→ What is required
Reproduce the entire listing word for word.

→ Data for the task
** Begin **

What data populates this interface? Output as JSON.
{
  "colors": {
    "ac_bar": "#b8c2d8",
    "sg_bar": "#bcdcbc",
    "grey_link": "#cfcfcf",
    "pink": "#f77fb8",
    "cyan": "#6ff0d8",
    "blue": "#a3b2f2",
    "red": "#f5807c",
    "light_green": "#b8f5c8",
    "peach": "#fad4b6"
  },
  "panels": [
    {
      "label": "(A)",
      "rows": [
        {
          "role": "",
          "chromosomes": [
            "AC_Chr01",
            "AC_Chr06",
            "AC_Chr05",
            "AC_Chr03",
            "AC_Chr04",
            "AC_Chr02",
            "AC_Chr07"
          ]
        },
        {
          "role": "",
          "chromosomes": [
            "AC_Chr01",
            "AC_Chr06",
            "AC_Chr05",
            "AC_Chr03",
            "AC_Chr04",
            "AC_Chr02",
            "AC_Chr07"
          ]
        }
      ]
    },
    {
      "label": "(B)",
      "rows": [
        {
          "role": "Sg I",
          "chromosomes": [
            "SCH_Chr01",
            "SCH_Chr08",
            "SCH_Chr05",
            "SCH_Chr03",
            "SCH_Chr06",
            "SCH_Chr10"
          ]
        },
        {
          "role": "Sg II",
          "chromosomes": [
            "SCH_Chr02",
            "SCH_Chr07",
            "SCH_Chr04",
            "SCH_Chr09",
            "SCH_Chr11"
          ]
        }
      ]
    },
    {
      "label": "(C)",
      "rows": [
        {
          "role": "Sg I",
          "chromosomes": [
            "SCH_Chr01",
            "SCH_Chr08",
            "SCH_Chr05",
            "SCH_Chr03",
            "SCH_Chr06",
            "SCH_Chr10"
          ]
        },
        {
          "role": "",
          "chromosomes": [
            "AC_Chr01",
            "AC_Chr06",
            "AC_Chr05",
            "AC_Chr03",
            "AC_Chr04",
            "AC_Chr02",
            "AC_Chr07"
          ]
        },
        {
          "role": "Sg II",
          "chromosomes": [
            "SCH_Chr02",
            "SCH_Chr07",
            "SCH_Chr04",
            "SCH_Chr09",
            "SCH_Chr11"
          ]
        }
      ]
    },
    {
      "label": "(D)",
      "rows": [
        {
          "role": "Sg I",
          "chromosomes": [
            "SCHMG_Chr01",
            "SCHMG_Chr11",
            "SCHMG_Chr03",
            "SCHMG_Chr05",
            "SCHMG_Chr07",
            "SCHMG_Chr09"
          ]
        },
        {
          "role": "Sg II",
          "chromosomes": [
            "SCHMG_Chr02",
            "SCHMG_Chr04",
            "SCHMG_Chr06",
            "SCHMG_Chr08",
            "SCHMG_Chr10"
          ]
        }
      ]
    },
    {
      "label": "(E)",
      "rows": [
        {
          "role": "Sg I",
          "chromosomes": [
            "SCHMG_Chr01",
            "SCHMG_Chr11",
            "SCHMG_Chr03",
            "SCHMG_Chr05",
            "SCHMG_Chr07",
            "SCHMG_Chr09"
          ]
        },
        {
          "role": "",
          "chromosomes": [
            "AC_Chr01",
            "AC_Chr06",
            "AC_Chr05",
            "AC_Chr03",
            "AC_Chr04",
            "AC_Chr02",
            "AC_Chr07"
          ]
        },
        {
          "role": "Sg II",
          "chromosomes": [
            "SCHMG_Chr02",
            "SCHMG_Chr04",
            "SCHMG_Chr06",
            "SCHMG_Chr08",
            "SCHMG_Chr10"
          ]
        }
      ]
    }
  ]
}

** End **

→ Exercise response
What data populates this interface? Output as JSON.
{
  "colors": {
    "ac_bar": "#b8c2d8",
    "sg_bar": "#bcdcbc",
    "grey_link": "#cfcfcf",
    "pink": "#f77fb8",
    "cyan": "#6ff0d8",
    "blue": "#a3b2f2",
    "red": "#f5807c",
    "light_green": "#b8f5c8",
    "peach": "#fad4b6"
  },
  "panels": [
    {
      "label": "(A)",
      "rows": [
        {
          "role": "",
          "chromosomes": [
            "AC_Chr01",
            "AC_Chr06",
            "AC_Chr05",
            "AC_Chr03",
            "AC_Chr04",
            "AC_Chr02",
            "AC_Chr07"
          ]
        },
        {
          "role": "",
          "chromosomes": [
            "AC_Chr01",
            "AC_Chr06",
            "AC_Chr05",
            "AC_Chr03",
            "AC_Chr04",
            "AC_Chr02",
            "AC_Chr07"
          ]
        }
      ]
    },
    {
      "label": "(B)",
      "rows": [
        {
          "role": "Sg I",
          "chromosomes": [
            "SCH_Chr01",
            "SCH_Chr08",
            "SCH_Chr05",
            "SCH_Chr03",
            "SCH_Chr06",
            "SCH_Chr10"
          ]
        },
        {
          "role": "Sg II",
          "chromosomes": [
            "SCH_Chr02",
            "SCH_Chr07",
            "SCH_Chr04",
            "SCH_Chr09",
            "SCH_Chr11"
          ]
        }
      ]
    },
    {
      "label": "(C)",
      "rows": [
        {
          "role": "Sg I",
          "chromosomes": [
            "SCH_Chr01",
            "SCH_Chr08",
            "SCH_Chr05",
            "SCH_Chr03",
            "SCH_Chr06",
            "SCH_Chr10"
          ]
        },
        {
          "role": "",
          "chromosomes": [
            "AC_Chr01",
            "AC_Chr06",
            "AC_Chr05",
            "AC_Chr03",
            "AC_Chr04",
            "AC_Chr02",
            "AC_Chr07"
          ]
        },
        {
          "role": "Sg II",
          "chromosomes": [
            "SCH_Chr02",
            "SCH_Chr07",
            "SCH_Chr04",
            "SCH_Chr09",
            "SCH_Chr11"
          ]
        }
      ]
    },
    {
      "label": "(D)",
      "rows": [
        {
          "role": "Sg I",
          "chromosomes": [
            "SCHMG_Chr01",
            "SCHMG_Chr11",
            "SCHMG_Chr03",
            "SCHMG_Chr05",
            "SCHMG_Chr07",
            "SCHMG_Chr09"
          ]
        },
        {
          "role": "Sg II",
          "chromosomes": [
            "SCHMG_Chr02",
            "SCHMG_Chr04",
            "SCHMG_Chr06",
            "SCHMG_Chr08",
            "SCHMG_Chr10"
          ]
        }
      ]
    },
    {
      "label": "(E)",
      "rows": [
        {
          "role": "Sg I",
          "chromosomes": [
            "SCHMG_Chr01",
            "SCHMG_Chr11",
            "SCHMG_Chr03",
            "SCHMG_Chr05",
            "SCHMG_Chr07",
            "SCHMG_Chr09"
          ]
        },
        {
          "role": "",
          "chromosomes": [
            "AC_Chr01",
            "AC_Chr06",
            "AC_Chr05",
            "AC_Chr03",
            "AC_Chr04",
            "AC_Chr02",
            "AC_Chr07"
          ]
        },
        {
          "role": "Sg II",
          "chromosomes": [
            "SCHMG_Chr02",
            "SCHMG_Chr04",
            "SCHMG_Chr06",
            "SCHMG_Chr08",
            "SCHMG_Chr10"
          ]
        }
      ]
    }
  ]
}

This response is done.